**Quoted text:**
*-*-*
A crash in 2000 left Arrow McLaren SP co-owner Sam Schmidt paralysed. now technology has given him the opportunity to race again in a converted supercar and Adam Hay-Nicholls gets an exclusive – and incredible – test drive.
Sam Schmidt was on the verge of becoming an IndyCar title contender before he crashed his Treadway Racing G-Force in January 2000, testing at the Walt Disney World Speedway near Orlando in the run up to the IRL season opener. The 200mph impact broke the then-35-year-old’s back and left him quadriplegic, paralysed from the neck down. It hasn’t stopped him from driving supercars. The American has helped create a one-of-a-kind McLaren 720S which he can steer with his head and accelerate and brake with his breath. And he let me have a go.
From the outside the 720S Spider looks normal – well, normal for a 212mph McLaren – and behind the seats is a standard-issue 4.0 twin-turbo V8 developing 710bhp. But Arrow Electronics – a Colorado-based Fortune 500 company – have fitted some optional extras.
Inside is a steering wheel on the left and pedals, because a co-driver is required just in case something goes wrong. I join Sam as his co-driver for a few laps of the circuit before he hands his seat over to me (I only had to grab the wheel to avoid the grass a couple of times!). On Schmidt’s side, there are no obvious controls and I take my place on the right-hand-side. Ahead of me, on the dashboard, are three infra-red cameras. I don a helmet peppered with 11 dots. These are reflective markers and they work the same way as CGI, where green-screen actors wear bodysuits with ping pong balls attached. The McLaren’s cameras measure the angle of reflection. To set it up, an engineer waves a ‘calibration wand’ in front of my face. It’s looks like a window-washing squeegee.
My helmet is, in effect, the steering wheel. When I move my head a couple of inches to the left and right the wheels move accordingly. The helmet contains a plastic pipe, like a straw, which is inserted into the mouth. The car is in neutral. When I blow into the tube, the engine revs. The straw has a negative and positive sensor which, via software, adjusts the pedal angles. To brake, you suck.
*-*-*
**Given information:**
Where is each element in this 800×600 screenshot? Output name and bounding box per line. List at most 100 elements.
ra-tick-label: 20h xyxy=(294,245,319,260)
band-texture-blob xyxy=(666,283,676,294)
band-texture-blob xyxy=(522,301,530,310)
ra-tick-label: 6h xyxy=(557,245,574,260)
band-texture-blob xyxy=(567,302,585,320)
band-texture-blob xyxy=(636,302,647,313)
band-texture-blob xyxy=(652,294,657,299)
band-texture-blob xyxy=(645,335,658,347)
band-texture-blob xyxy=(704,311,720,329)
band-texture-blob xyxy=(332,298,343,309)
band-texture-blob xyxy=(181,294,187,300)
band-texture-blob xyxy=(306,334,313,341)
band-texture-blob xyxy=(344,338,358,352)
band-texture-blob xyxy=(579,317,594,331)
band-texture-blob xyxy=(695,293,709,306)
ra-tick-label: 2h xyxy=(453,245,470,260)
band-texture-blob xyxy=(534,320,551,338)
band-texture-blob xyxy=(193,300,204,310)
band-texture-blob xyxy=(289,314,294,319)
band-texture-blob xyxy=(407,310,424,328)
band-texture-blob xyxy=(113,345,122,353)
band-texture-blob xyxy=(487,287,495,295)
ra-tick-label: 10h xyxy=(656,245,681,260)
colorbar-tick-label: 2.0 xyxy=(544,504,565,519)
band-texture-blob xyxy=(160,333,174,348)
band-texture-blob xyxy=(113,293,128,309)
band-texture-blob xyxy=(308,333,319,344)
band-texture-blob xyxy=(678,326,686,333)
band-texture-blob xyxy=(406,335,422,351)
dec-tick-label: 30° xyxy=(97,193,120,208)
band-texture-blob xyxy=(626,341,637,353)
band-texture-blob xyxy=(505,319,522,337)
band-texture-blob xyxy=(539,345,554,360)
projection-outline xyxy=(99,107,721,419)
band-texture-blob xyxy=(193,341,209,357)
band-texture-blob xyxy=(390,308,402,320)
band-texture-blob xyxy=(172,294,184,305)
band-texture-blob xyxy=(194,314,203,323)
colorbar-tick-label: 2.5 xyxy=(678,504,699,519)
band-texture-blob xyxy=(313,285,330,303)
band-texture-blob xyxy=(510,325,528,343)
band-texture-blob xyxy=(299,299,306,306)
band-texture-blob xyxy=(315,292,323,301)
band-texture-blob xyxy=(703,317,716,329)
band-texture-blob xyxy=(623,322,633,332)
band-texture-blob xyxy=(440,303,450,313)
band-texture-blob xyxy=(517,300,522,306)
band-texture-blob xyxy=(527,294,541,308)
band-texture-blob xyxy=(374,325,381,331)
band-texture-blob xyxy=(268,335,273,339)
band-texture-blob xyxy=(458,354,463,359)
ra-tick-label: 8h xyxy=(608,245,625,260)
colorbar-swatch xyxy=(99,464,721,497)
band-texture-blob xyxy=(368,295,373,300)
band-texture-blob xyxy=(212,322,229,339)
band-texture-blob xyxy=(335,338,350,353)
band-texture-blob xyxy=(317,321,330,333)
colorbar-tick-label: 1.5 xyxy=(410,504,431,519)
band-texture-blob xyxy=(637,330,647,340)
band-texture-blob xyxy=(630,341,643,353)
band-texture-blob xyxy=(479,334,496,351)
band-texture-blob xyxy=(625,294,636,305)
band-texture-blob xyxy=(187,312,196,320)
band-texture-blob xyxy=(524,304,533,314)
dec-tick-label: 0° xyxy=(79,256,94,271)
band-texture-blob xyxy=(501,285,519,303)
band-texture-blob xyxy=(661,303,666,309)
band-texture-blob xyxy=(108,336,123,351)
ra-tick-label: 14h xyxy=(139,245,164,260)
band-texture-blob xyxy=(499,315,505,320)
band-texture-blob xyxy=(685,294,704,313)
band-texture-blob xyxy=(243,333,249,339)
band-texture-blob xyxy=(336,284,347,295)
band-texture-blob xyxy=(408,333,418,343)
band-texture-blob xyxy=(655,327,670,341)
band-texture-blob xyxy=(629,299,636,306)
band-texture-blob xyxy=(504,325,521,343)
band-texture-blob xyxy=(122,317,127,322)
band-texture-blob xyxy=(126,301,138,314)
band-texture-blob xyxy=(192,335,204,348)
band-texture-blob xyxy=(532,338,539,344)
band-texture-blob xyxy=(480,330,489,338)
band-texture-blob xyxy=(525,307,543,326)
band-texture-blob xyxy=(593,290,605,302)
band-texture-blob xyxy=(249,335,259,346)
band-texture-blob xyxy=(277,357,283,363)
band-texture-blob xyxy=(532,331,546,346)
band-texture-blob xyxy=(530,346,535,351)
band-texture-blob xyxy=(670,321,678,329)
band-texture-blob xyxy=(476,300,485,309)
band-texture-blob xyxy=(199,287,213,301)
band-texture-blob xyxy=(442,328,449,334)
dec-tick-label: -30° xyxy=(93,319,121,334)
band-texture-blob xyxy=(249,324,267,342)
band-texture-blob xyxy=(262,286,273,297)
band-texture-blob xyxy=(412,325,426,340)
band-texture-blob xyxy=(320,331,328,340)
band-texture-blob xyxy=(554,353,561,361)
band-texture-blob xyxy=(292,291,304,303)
*-*-*
**Brief A:** In the article about Sam Schmidt's McLaren, what does the driver do to brake?
**Brief B:** Duplicate the part of the article about Sam Schmidt's McLaren starting at "Sam Schmidt was" and ending at "me have a go.".
**Brief C:** Go on with the article about Sam Schmidt's McLaren from the point where it stops.
None of the items matter for this work.

**Task result A:** The driver sucks on the plastic tube in the helmet.

**Task result B:**
Sam Schmidt was on the verge of becoming an IndyCar title contender before he crashed his Treadway Racing G-Force in January 2000, testing at the Walt Disney World Speedway near Orlando in the run up to the IRL season opener. The 200mph impact broke the then-35-year-old’s back and left him quadriplegic, paralysed from the neck down. It hasn’t stopped him from driving supercars. The American has helped create a one-of-a-kind McLaren 720S which he can steer with his head and accelerate and brake with his breath. And he let me have a go.

**Task result C:**
My co-driver engages gear and I carefully exhale, being mindful to look dead ahead up the track to Goodwood’s first corner and not be distracted by anything peripheral. Off we go.
Once you’ve blown into the tube and are accelerating you bite the end of it to maintain speed. Braking is difficult to gauge and requires a bit of practice, as one tends to pull up rather abruptly with the slightest inhalation. The steering seems to have a half-second delay, so you need to factor that in when taking the turns. The line of sight that one uses is not dissimilar to that which a racing driver would take normally, but you can’t see beyond to the next corner in the same way.
My first couple of laps are pretty good, on the straight bits at least, hitting around 80mph in places. However, excess saliva is a problem; the tube gets full of spit and I’m struggling to apply power. By the end of this short session, my cheeks are red from blowing so hard. It’s like I’ve inflated a dozen air mattresses.
Arrow Electronics’ Joe Verrengia, director of the SAM (Semi-Autonomous Mobility) project, describes Schmidt as “an astronaut for the disabled community.”
“The desire to get out of the wheelchair and push the limits has been there since day one,” says Schmidt, 57, back in the pits. At the end of 1999, Sam was on a high. He was a rising star in the Indy Racing League, and won his first race late that season in Las Vegas after 27 goes. He also achieved two second-places and a third. “I was one of the favourites to win the title in 2000,” he tells me. “I’d just won my first race. I had a six-month-old and a two-year-old, and a beautiful wife of seven years. Everything was cruising along splendidly. Then, at a pre-season test in Florida, I hit the wall at 200mph and blew apart my C3 and C4 vertebrae. I couldn’t breathe for well over four minutes. Fortunately, the safety crew got me resuscitated and into a helicopter. My wife was told if I made it through the night I’d be on a ventilator and in bed for the rest of my life, which might be three to five years.”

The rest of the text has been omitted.